Selon le dictionnaire, le mot « confusion » désigne une situation embrouillée. Il a pour synonymes « désordre », « trouble ». Vous pensez probablement que l’année 2018 qui s’achève, avec ses gilets jaunes, sa Macronie en déroute, ses errements de Brexit, ses guerres commerciales, ses fantaisies trumpiennes et autres proliférations de moustiques, semble toute désignée pour faire l’objet du présent billet de nouvel an. Hé bien pas du tout ! Si le 1er janvier 2019 va bel et bien mettre fin à une année en effet plutôt confuse sur les plans politique et social (sans garantie aucune que la nouvelle année le soit moins !), je veux vous rappeler ici que le 1er janvier de l’an 709 du calendrier romain (soit le 1er janvier 45 av. J.-C.) a mis fin à une vraie année de totale confusion. Sous l’égide de Jules César, cette date-clé de l’histoire du monde a inauguré le calendrier dit julien, lequel a mis un peu d’ordre astronomique dans l’excessif désordre des affaires humaines. L’histoire est bien connue. Vous la trouverez fort bien racontée et dans tous ses détails sur divers sites web, mais je ne résiste pas au plaisir de vous en faire un petit résumé illustré.
L’année de confusion, soit l’an 708 du calendrier romain dit A.U.C. (de la locution latine Ab Urbe condita, qui signifie littéralement « à partir de la fondation de la Ville »), a compté non pas 365 jours mais 445 répartis en quinze mois, afin de compenser le décalage pris au fil du temps entre le calendrier romain et l’année solaire, fondée sur le rythme régulier des saisons. Comment en était-on arrivé là ?
Aux premiers temps de Rome, la mesure du temps se fondait sur les cycles de la Lune. Celle-ci tourne autour de la Terre en environ 29 jours et demi, de sorte qu’il n’y a pas un nombre entier de mois lunaires correspondant à la durée d’une année solaire. Le calendrier romain républicain en usage à Rome depuis Numa Pompilius, comportait 355 jours en année normale, répartis en douze mois de longueur inégale, allant de 28 à 31 jours. L’année débutait le 15 mars (les fameuses « ides »), considéré comme le début du printemps. Le premier mois, Martius, était dédié au dieu de la guerre. Le troisième, Maius, à une amante de Jupiter nommée Maïa (les chrétiens ont astucieusement dédié ce mois de mai à la Vierge Marie, sans changement phonétique). Le quatrième, Junius, à l’épouse de Jupiter. Le onzième, Ianuarius (janvier) à Janus, le dieu à double face. Le dernier mois (février) était le mois des morts, consacré à des purifications ; réputé néfaste, c’était le plus court (de 24 à 28 jours). Le nom des autres mois – Quintilis pour juillet, Sextilis pour août, September, October, November, December – correspondait aux rangs 5, 6, 7, 8, 9 et 10 qu’ils occupaient après Mars.

Données fournies →
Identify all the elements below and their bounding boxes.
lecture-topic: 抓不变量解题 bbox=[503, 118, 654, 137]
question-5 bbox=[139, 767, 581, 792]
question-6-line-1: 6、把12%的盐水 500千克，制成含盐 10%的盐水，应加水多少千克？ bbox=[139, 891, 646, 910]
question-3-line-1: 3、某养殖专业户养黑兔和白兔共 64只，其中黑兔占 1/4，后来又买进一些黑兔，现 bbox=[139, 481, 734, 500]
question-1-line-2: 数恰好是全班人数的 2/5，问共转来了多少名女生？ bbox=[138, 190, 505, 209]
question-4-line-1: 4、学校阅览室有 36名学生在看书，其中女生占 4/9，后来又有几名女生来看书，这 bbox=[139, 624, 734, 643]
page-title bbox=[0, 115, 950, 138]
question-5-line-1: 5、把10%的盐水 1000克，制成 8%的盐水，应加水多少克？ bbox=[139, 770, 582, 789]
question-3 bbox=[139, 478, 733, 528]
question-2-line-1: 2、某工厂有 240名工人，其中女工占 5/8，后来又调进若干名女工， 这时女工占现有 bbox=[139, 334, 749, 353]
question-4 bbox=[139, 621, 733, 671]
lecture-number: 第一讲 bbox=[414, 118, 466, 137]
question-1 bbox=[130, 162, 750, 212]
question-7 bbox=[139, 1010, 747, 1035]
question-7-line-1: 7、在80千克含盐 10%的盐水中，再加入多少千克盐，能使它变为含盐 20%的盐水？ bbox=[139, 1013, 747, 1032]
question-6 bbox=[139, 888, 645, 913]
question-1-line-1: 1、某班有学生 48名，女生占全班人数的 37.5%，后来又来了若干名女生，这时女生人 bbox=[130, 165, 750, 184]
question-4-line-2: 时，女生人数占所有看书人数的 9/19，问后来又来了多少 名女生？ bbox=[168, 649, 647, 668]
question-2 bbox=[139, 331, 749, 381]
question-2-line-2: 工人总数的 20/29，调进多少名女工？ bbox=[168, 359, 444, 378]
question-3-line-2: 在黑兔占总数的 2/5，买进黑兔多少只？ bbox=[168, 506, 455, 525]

Travail à faire →
1 – D'après l'extrait sur le calendrier romain, combien de jours a compté l'année de confusion ?
2 – Dans les entrées, recopiez sans rien changer les lignes qui vont du début jusqu'à la ligne contenant « question-1-line-2: 数恰好是全班人数的 2/5，问共转来了多少名女生？ », celle-ci incluse.

Réponses →
1 – L'année de confusion a compté 445 jours, répartis en quinze mois.

2 –
Identify all the elements below and their bounding boxes.
lecture-topic: 抓不变量解题 bbox=[503, 118, 654, 137]
question-5 bbox=[139, 767, 581, 792]
question-6-line-1: 6、把12%的盐水 500千克，制成含盐 10%的盐水，应加水多少千克？ bbox=[139, 891, 646, 910]
question-3-line-1: 3、某养殖专业户养黑兔和白兔共 64只，其中黑兔占 1/4，后来又买进一些黑兔，现 bbox=[139, 481, 734, 500]
question-1-line-2: 数恰好是全班人数的 2/5，问共转来了多少名女生？ bbox=[138, 190, 505, 209]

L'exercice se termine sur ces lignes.